[TASK STATEMENT] Keep only the lines of the data below that contain "sects", and copy them.

[EXTRACTED ENTRIES]
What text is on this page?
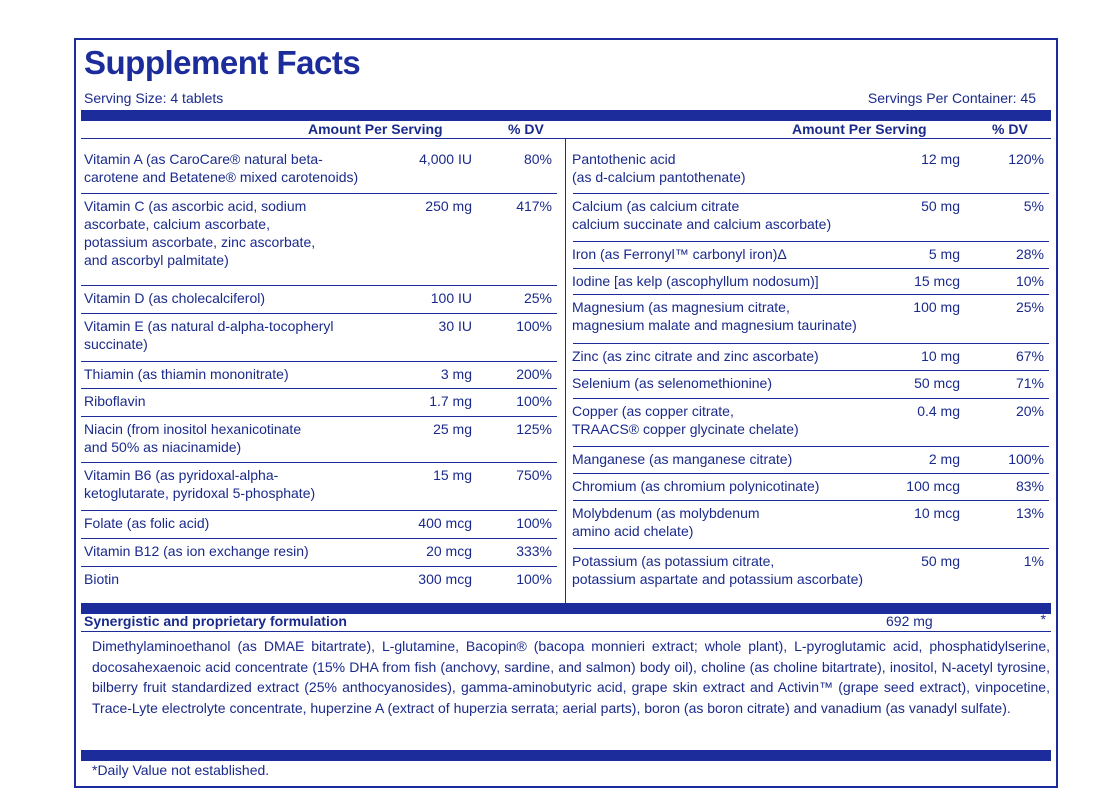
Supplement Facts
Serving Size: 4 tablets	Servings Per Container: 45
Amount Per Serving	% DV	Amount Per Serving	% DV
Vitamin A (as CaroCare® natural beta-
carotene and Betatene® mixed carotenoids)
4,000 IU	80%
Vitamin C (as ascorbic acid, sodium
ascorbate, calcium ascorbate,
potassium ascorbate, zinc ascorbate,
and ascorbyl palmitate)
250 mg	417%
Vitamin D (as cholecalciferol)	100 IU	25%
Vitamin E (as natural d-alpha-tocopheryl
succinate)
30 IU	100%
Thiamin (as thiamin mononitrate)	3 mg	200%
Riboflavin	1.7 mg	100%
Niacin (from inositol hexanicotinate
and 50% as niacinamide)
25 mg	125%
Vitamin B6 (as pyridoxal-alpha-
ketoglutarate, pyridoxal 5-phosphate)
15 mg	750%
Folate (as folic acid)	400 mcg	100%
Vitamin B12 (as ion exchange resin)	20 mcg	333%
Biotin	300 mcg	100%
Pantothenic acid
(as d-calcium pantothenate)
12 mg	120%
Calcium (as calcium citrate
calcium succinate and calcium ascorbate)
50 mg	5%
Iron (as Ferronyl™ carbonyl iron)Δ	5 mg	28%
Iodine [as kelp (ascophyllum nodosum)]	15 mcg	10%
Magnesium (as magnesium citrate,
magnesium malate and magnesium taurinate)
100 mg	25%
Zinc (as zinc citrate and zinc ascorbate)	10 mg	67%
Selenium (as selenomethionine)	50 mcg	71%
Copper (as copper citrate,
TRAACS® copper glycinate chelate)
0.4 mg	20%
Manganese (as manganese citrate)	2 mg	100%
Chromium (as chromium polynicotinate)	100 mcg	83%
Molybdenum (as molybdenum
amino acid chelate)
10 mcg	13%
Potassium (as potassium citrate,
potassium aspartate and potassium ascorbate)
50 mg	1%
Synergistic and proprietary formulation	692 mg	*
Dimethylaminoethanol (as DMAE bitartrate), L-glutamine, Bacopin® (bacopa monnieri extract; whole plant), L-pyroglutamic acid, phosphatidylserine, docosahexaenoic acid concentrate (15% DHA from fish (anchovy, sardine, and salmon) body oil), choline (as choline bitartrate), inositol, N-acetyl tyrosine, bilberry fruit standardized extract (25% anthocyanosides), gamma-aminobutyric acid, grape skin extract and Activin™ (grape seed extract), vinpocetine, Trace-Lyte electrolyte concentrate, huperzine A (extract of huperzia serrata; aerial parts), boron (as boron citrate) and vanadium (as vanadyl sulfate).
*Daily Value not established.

==

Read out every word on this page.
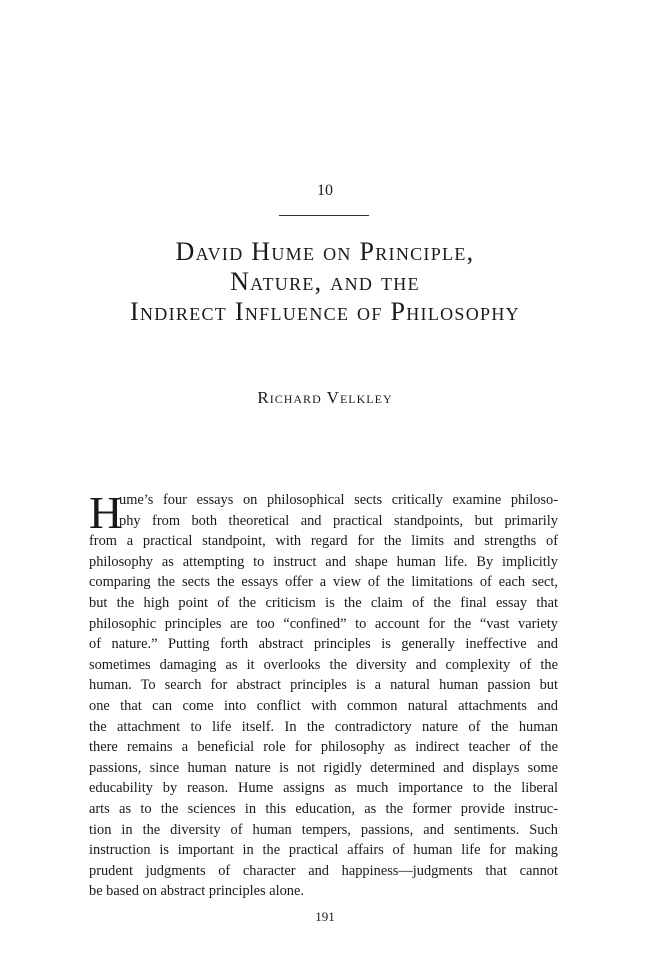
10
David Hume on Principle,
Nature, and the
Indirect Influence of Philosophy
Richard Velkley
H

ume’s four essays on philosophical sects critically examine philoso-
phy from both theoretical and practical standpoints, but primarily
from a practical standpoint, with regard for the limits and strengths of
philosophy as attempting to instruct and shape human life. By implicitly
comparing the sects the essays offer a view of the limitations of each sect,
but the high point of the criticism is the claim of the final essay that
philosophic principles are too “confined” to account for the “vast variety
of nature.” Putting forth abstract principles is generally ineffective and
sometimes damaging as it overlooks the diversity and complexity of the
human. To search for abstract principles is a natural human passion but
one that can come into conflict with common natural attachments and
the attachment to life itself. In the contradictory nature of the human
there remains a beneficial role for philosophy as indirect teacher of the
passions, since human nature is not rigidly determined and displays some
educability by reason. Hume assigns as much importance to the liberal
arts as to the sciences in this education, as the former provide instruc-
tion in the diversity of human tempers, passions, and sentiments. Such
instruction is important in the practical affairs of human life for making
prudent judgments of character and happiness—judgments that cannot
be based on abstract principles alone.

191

[PROBLEM SOLUTION]
ume’s four essays on philosophical sects critically examine philoso-
comparing the sects the essays offer a view of the limitations of each sect,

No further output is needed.